▶ _Exercise brief_:
Identify all lines of the data containing the string "this" and copy them.

Data listing
·····

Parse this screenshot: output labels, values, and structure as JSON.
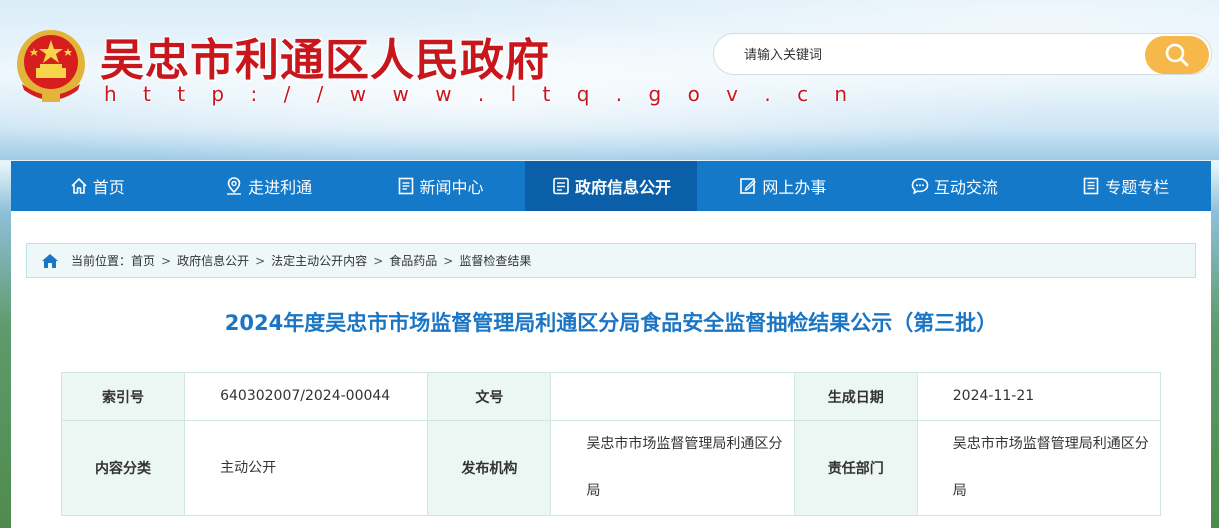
{
  "header": {
    "site_title": "吴忠市利通区人民政府",
    "site_url": "h t t p : / / w w w . l t q . g o v . c n",
    "search": {
      "placeholder": "请输入关键词",
      "value": ""
    }
  },
  "nav": {
    "items": [
      {
        "label": "首页",
        "icon": "home-icon"
      },
      {
        "label": "走进利通",
        "icon": "map-pin-icon"
      },
      {
        "label": "新闻中心",
        "icon": "document-icon"
      },
      {
        "label": "政府信息公开",
        "icon": "list-icon",
        "active": true
      },
      {
        "label": "网上办事",
        "icon": "edit-icon"
      },
      {
        "label": "互动交流",
        "icon": "chat-icon"
      },
      {
        "label": "专题专栏",
        "icon": "topic-icon"
      }
    ]
  },
  "breadcrumb": {
    "prefix": "当前位置：",
    "items": [
      "首页",
      "政府信息公开",
      "法定主动公开内容",
      "食品药品",
      "监督检查结果"
    ],
    "separator": ">"
  },
  "article": {
    "title": "2024年度吴忠市市场监督管理局利通区分局食品安全监督抽检结果公示（第三批）"
  },
  "meta": {
    "index_no_label": "索引号",
    "index_no": "640302007/2024-00044",
    "doc_no_label": "文号",
    "doc_no": "",
    "date_label": "生成日期",
    "date": "2024-11-21",
    "category_label": "内容分类",
    "category": "主动公开",
    "publisher_label": "发布机构",
    "publisher": "吴忠市市场监督管理局利通区分局",
    "dept_label": "责任部门",
    "dept": "吴忠市市场监督管理局利通区分局"
  },
  "colors": {
    "nav_bg": "#1479c9",
    "nav_active": "#0b5fa8",
    "title_red": "#c8161d",
    "article_title_blue": "#1a75c4",
    "search_btn": "#f6b84a"
  }
}
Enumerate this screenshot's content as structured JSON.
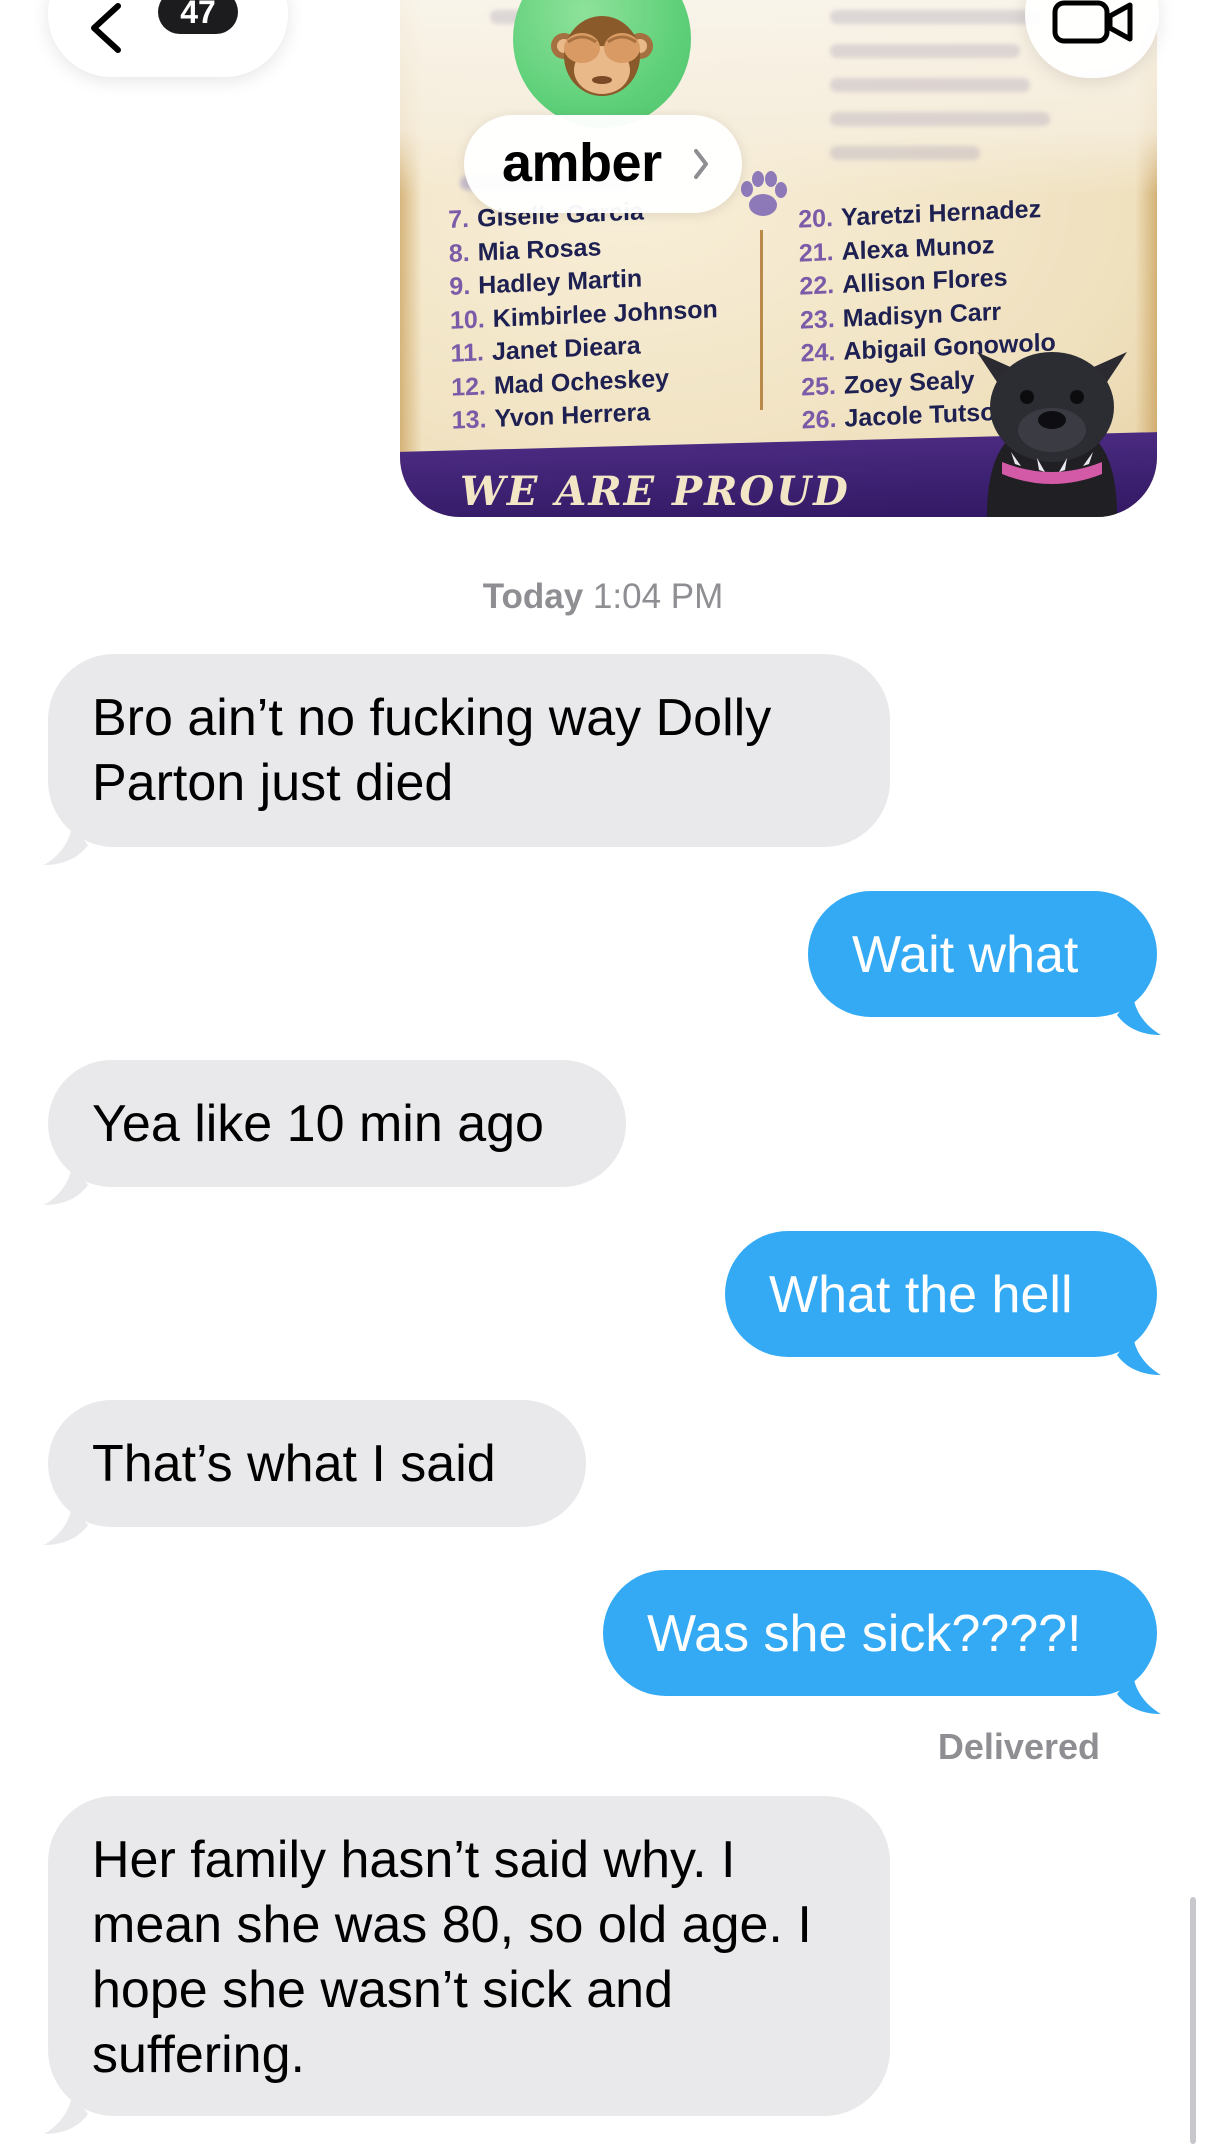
{
  "header": {
    "unread_count": "47",
    "contact_name": "amber",
    "avatar_icon": "see-no-evil-monkey-icon",
    "video_icon": "video-camera-icon"
  },
  "shared_image": {
    "roster_left": [
      {
        "num": "7.",
        "name": "Giselle Garcia"
      },
      {
        "num": "8.",
        "name": "Mia Rosas"
      },
      {
        "num": "9.",
        "name": "Hadley Martin"
      },
      {
        "num": "10.",
        "name": "Kimbirlee Johnson"
      },
      {
        "num": "11.",
        "name": "Janet Dieara"
      },
      {
        "num": "12.",
        "name": "Mad Ocheskey"
      },
      {
        "num": "13.",
        "name": "Yvon Herrera"
      }
    ],
    "roster_right": [
      {
        "num": "20.",
        "name": "Yaretzi Hernadez"
      },
      {
        "num": "21.",
        "name": "Alexa Munoz"
      },
      {
        "num": "22.",
        "name": "Allison Flores"
      },
      {
        "num": "23.",
        "name": "Madisyn Carr"
      },
      {
        "num": "24.",
        "name": "Abigail Gonowolo"
      },
      {
        "num": "25.",
        "name": "Zoey Sealy"
      },
      {
        "num": "26.",
        "name": "Jacole Tutson"
      }
    ],
    "banner_text": "WE ARE PROUD",
    "colors": {
      "banner": "#2e1660",
      "paper": "#efe0bd",
      "text": "#1d2050"
    }
  },
  "timestamp": {
    "day": "Today",
    "time": "1:04 PM"
  },
  "messages": [
    {
      "direction": "incoming",
      "text": "Bro ain’t no fucking way Dolly Parton just died"
    },
    {
      "direction": "outgoing",
      "text": "Wait what"
    },
    {
      "direction": "incoming",
      "text": "Yea like 10 min ago"
    },
    {
      "direction": "outgoing",
      "text": "What the hell"
    },
    {
      "direction": "incoming",
      "text": "That’s what I said"
    },
    {
      "direction": "outgoing",
      "text": "Was she sick????!"
    },
    {
      "direction": "incoming",
      "text": "Her family hasn’t said why. I mean she was 80, so old age. I hope she wasn’t sick and suffering."
    }
  ],
  "delivery_status": "Delivered",
  "colors": {
    "outgoing_bubble": "#34aaf4",
    "incoming_bubble": "#e9e9eb",
    "secondary_text": "#8e8e93"
  }
}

·····

▶ _Solution to the exercise_:
Parse this screenshot: output labels, values, and structure as JSON.
Enumerate this screenshot's content as structured JSON.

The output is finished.